(Stored data)

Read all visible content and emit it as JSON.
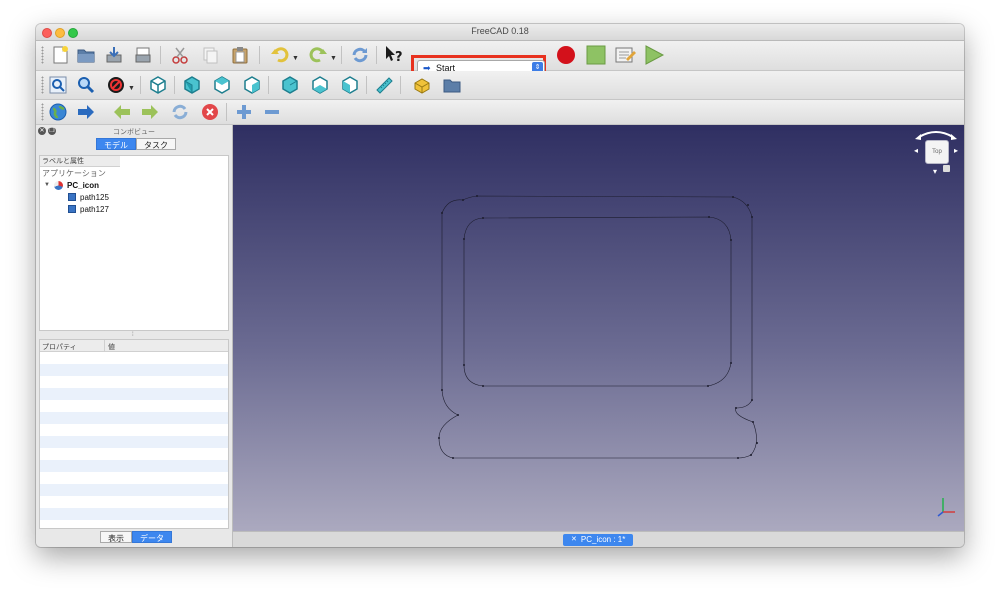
{
  "window": {
    "title": "FreeCAD 0.18"
  },
  "workbench": {
    "selected": "Start"
  },
  "icons": {
    "toolbar1": [
      "new-document-icon",
      "open-folder-icon",
      "save-icon",
      "save-as-icon",
      "cut-icon",
      "copy-icon",
      "paste-icon",
      "undo-icon",
      "redo-icon",
      "refresh-icon",
      "whats-this-icon"
    ],
    "toolbar1_macro": [
      "record-macro-icon",
      "stop-macro-icon",
      "edit-macro-icon",
      "run-macro-icon"
    ],
    "toolbar2": [
      "fit-all-icon",
      "fit-selection-icon",
      "draw-style-icon",
      "isometric-view-icon",
      "front-view-icon",
      "top-view-icon",
      "right-view-icon",
      "rear-view-icon",
      "bottom-view-icon",
      "left-view-icon",
      "measure-distance-icon",
      "create-part-icon",
      "create-group-icon"
    ],
    "toolbar3": [
      "web-browser-icon",
      "set-url-icon",
      "navigate-back-icon",
      "navigate-forward-icon",
      "refresh-web-icon",
      "stop-loading-icon",
      "zoom-in-icon",
      "zoom-out-icon"
    ]
  },
  "combo_view": {
    "title": "コンボビュー",
    "tabs": [
      {
        "label": "モデル",
        "active": true
      },
      {
        "label": "タスク",
        "active": false
      }
    ],
    "tree_header": "ラベルと属性",
    "section": "アプリケーション",
    "document": "PC_icon",
    "objects": [
      "path125",
      "path127"
    ],
    "property_headers": [
      "プロパティ",
      "値"
    ],
    "bottom_tabs": [
      {
        "label": "表示",
        "active": false
      },
      {
        "label": "データ",
        "active": true
      }
    ]
  },
  "navcube": {
    "face": "Top"
  },
  "document_tab": {
    "label": "PC_icon : 1*"
  },
  "colors": {
    "highlight_box": "#e8321f",
    "accent": "#3d87ef",
    "viewport_top": "#2f2f62",
    "viewport_bottom": "#aba9bf"
  }
}
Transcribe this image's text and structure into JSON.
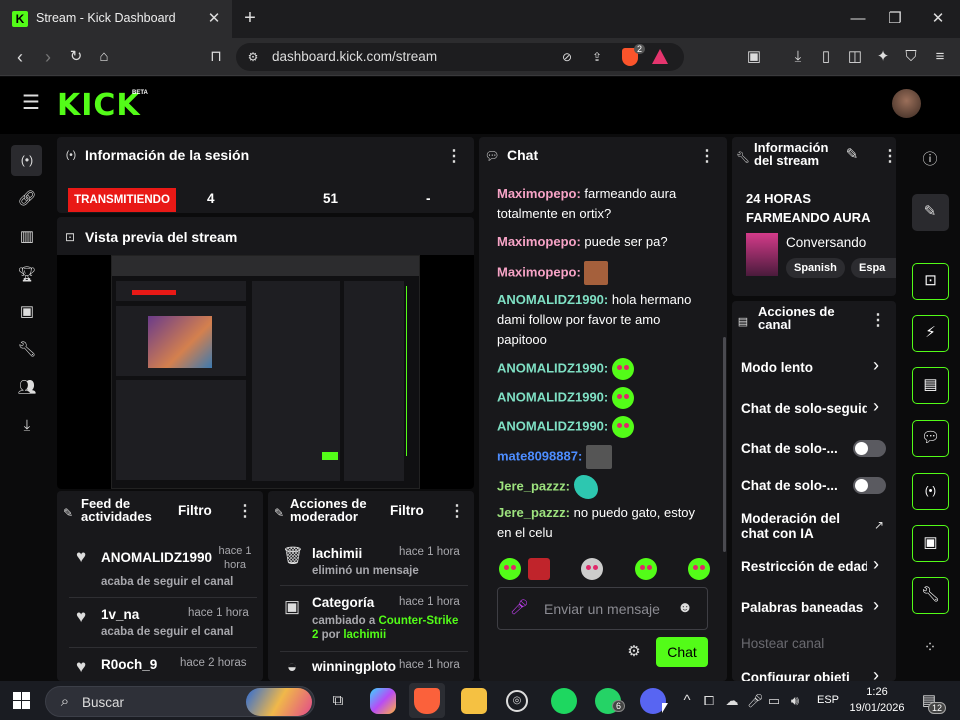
{
  "browser": {
    "tab_title": "Stream - Kick Dashboard",
    "new_tab": "+",
    "url": "dashboard.kick.com/stream",
    "shield_badge": "2",
    "window_controls": {
      "minimize": "—",
      "maximize": "❐",
      "close": "✕"
    }
  },
  "app": {
    "logo": "KICK",
    "logo_badge": "BETA"
  },
  "session": {
    "title": "Información de la sesión",
    "live_label": "TRANSMITIENDO",
    "stat1": "4",
    "stat2": "51",
    "stat3": "-"
  },
  "preview": {
    "title": "Vista previa del stream"
  },
  "activity": {
    "title": "Feed de actividades",
    "filter": "Filtro",
    "items": [
      {
        "user": "ANOMALIDZ1990",
        "time": "hace 1 hora",
        "desc": "acaba de seguir el canal"
      },
      {
        "user": "1v_na",
        "time": "hace 1 hora",
        "desc": "acaba de seguir el canal"
      },
      {
        "user": "R0och_9",
        "time": "hace 2 horas",
        "desc": ""
      }
    ]
  },
  "mod": {
    "title": "Acciones de moderador",
    "filter": "Filtro",
    "items": [
      {
        "user": "lachimii",
        "time": "hace 1 hora",
        "desc": "eliminó un mensaje"
      },
      {
        "user": "Categoría",
        "time": "hace 1 hora",
        "desc_pre": "cambiado a ",
        "desc_hl": "Counter-Strike 2",
        "desc_mid": " por ",
        "desc_user": "lachimii"
      },
      {
        "user": "winningploto",
        "time": "hace 1 hora",
        "desc": ""
      }
    ]
  },
  "chat": {
    "title": "Chat",
    "messages": [
      {
        "user": "Maximopepo:",
        "text": "farmeando aura totalmente en ortix?"
      },
      {
        "user": "Maximopepo:",
        "text": "puede ser pa?"
      },
      {
        "user": "Maximopepo:",
        "text": ""
      },
      {
        "user": "ANOMALIDZ1990:",
        "text": "hola hermano dami follow por favor te amo papitooo"
      },
      {
        "user": "ANOMALIDZ1990:",
        "text": ""
      },
      {
        "user": "ANOMALIDZ1990:",
        "text": ""
      },
      {
        "user": "ANOMALIDZ1990:",
        "text": ""
      },
      {
        "user": "mate8098887:",
        "text": ""
      },
      {
        "user": "Jere_pazzz:",
        "text": ""
      },
      {
        "user": "Jere_pazzz:",
        "text": "no puedo gato, estoy en el celu"
      }
    ],
    "input_placeholder": "Enviar un mensaje",
    "send_label": "Chat"
  },
  "stream_info": {
    "title": "Información del stream",
    "stream_title": "24 HORAS FARMEANDO AURA",
    "category": "Conversando",
    "tags": [
      "Spanish",
      "Espa"
    ]
  },
  "channel_actions": {
    "title": "Acciones de canal",
    "items": [
      {
        "label": "Modo lento",
        "control": "chevron"
      },
      {
        "label": "Chat de solo-seguid",
        "control": "chevron"
      },
      {
        "label": "Chat de solo-...",
        "control": "toggle"
      },
      {
        "label": "Chat de solo-...",
        "control": "toggle"
      },
      {
        "label": "Moderación del chat con IA",
        "control": "external"
      },
      {
        "label": "Restricción de edad",
        "control": "chevron"
      },
      {
        "label": "Palabras baneadas",
        "control": "chevron"
      },
      {
        "label": "Hostear canal",
        "control": "none"
      },
      {
        "label": "Configurar objeti",
        "control": "chevron"
      }
    ]
  },
  "taskbar": {
    "search": "Buscar",
    "lang": "ESP",
    "time": "1:26",
    "date": "19/01/2026",
    "whatsapp_badge": "6",
    "notif_badge": "12"
  },
  "colors": {
    "accent": "#53fc18",
    "live": "#e91916",
    "panel": "#18181b"
  }
}
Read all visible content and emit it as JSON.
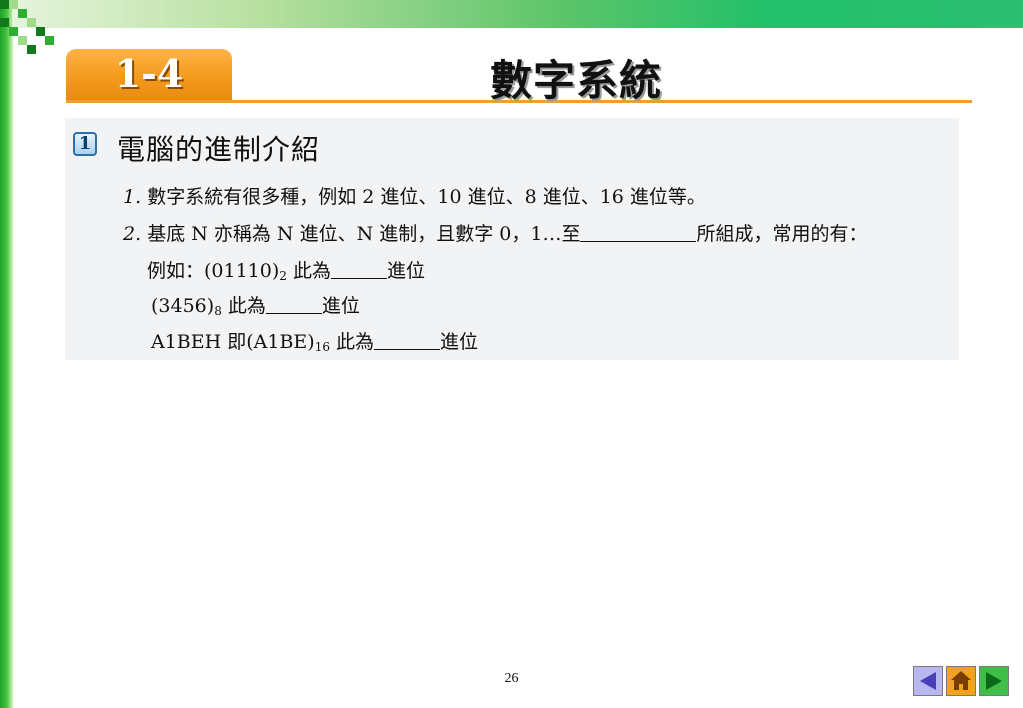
{
  "header": {
    "section_number": "1-4",
    "title": "數字系統"
  },
  "section": {
    "badge": "1",
    "heading": "電腦的進制介紹"
  },
  "content": {
    "item1": {
      "num": "1.",
      "text": "數字系統有很多種，例如 2 進位、10 進位、8 進位、16 進位等。"
    },
    "item2": {
      "num": "2.",
      "text_before": "基底 N 亦稱為 N 進位、N 進制，且數字 0，1…至",
      "text_after": "所組成，常用的有："
    },
    "example1": {
      "prefix": "例如：(01110)",
      "subscript": "2",
      "mid": " 此為",
      "suffix": "進位"
    },
    "example2": {
      "prefix": "(3456)",
      "subscript": "8",
      "mid": " 此為",
      "suffix": "進位"
    },
    "example3": {
      "prefix": "A1BEH 即(A1BE)",
      "subscript": "16",
      "mid": " 此為",
      "suffix": "進位"
    }
  },
  "footer": {
    "page_number": "26"
  },
  "nav": {
    "prev_icon": "triangle-left-icon",
    "home_icon": "home-icon",
    "next_icon": "triangle-right-icon"
  },
  "colors": {
    "accent_orange": "#f39a1c",
    "accent_green": "#2cbf72",
    "nav_prev": "#b9b7ef",
    "nav_home": "#f3a21c",
    "nav_next": "#3fbf4a"
  }
}
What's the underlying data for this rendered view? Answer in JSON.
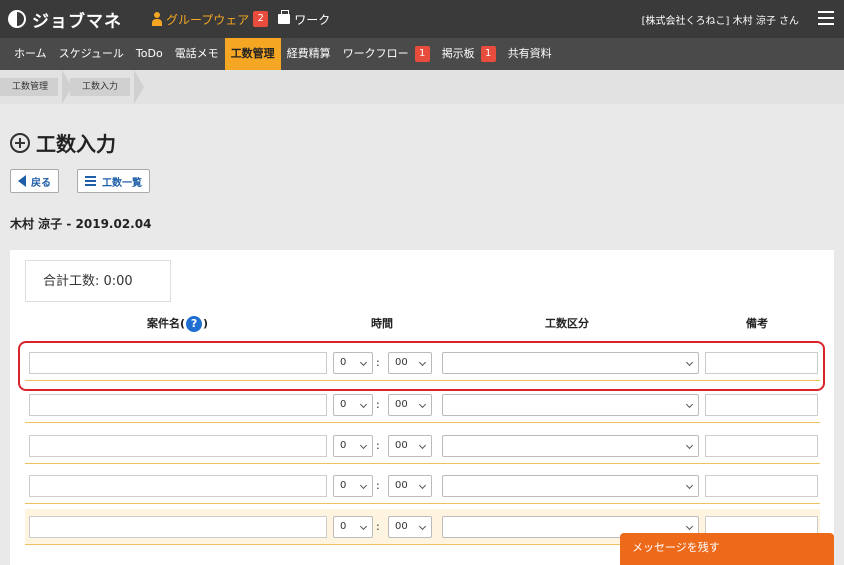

_What to do:_ Return every line above in which the string "right" occurs.

_Answer for the task:_
      "right-view-icon",
    "next_icon": "triangle-right-icon"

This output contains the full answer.